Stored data

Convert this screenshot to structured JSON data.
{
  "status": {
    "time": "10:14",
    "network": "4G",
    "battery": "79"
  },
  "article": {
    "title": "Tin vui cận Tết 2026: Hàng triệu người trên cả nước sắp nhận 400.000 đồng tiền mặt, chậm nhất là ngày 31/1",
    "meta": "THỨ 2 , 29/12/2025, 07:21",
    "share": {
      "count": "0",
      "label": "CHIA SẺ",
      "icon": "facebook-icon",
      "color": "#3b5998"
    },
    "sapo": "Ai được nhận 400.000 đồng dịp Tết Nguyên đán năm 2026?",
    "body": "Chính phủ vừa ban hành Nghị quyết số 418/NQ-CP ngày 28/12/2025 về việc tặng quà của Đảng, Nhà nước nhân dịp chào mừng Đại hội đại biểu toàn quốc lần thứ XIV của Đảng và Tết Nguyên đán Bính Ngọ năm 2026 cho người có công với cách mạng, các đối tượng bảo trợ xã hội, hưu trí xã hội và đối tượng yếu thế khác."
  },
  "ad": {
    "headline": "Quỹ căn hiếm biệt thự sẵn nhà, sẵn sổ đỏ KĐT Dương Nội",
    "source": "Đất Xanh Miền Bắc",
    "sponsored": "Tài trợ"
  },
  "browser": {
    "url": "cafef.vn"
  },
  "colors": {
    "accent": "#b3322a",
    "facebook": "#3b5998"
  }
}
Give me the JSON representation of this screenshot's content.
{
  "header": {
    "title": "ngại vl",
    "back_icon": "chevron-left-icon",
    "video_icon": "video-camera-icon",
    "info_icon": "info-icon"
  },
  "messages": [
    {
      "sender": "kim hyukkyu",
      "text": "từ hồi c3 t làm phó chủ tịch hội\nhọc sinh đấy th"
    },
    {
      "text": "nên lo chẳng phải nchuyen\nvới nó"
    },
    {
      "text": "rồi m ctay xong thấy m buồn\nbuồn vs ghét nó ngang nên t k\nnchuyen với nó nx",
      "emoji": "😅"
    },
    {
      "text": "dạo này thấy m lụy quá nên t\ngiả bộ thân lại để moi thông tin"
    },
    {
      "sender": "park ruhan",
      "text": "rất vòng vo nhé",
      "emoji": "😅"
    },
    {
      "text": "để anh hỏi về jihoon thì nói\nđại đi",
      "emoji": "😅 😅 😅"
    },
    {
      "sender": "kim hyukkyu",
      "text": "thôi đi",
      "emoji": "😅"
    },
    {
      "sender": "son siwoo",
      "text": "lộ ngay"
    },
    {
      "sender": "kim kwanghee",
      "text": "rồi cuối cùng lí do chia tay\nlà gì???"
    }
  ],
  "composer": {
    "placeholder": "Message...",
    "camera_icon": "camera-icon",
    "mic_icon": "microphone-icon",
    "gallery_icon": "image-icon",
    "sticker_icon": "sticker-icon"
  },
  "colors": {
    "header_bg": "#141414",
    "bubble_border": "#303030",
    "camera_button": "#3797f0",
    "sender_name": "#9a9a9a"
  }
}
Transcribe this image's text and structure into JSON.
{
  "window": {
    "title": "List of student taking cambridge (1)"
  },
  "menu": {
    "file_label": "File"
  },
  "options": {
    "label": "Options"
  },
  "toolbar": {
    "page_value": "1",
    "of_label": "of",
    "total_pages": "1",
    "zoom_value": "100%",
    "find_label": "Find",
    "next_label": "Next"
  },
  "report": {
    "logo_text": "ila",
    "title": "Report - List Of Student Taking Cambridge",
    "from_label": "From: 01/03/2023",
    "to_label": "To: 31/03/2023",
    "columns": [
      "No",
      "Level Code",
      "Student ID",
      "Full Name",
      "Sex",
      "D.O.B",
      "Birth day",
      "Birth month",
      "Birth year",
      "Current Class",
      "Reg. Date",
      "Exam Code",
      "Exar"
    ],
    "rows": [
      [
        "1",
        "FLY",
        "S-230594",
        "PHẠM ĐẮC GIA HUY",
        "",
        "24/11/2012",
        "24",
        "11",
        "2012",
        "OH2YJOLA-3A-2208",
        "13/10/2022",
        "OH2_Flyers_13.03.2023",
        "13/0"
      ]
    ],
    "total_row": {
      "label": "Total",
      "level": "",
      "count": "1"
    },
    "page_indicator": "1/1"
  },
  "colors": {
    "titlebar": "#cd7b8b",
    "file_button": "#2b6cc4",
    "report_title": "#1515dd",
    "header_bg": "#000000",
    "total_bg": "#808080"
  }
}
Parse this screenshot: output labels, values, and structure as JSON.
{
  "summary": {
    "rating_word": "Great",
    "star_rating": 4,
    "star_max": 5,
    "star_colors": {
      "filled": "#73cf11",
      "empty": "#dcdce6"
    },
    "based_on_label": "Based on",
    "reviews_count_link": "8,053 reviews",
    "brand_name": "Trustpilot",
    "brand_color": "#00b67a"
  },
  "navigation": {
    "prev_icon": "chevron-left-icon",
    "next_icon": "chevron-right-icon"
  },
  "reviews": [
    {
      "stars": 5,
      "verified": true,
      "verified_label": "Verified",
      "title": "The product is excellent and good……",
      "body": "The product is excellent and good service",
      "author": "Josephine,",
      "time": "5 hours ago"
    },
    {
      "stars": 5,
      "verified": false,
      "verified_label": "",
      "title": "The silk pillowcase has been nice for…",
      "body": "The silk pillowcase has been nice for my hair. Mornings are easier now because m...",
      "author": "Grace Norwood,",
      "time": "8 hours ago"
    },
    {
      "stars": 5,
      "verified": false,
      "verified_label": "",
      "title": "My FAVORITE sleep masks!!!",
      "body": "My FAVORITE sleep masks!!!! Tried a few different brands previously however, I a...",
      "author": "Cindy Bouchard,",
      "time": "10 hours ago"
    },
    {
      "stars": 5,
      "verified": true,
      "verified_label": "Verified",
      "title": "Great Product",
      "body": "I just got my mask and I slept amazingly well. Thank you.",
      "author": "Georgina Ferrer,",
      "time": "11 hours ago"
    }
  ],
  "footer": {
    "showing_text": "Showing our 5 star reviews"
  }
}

Written problem: Give the count of lines in the data above that hold the string "time", with no additional words.

Result of the task: 5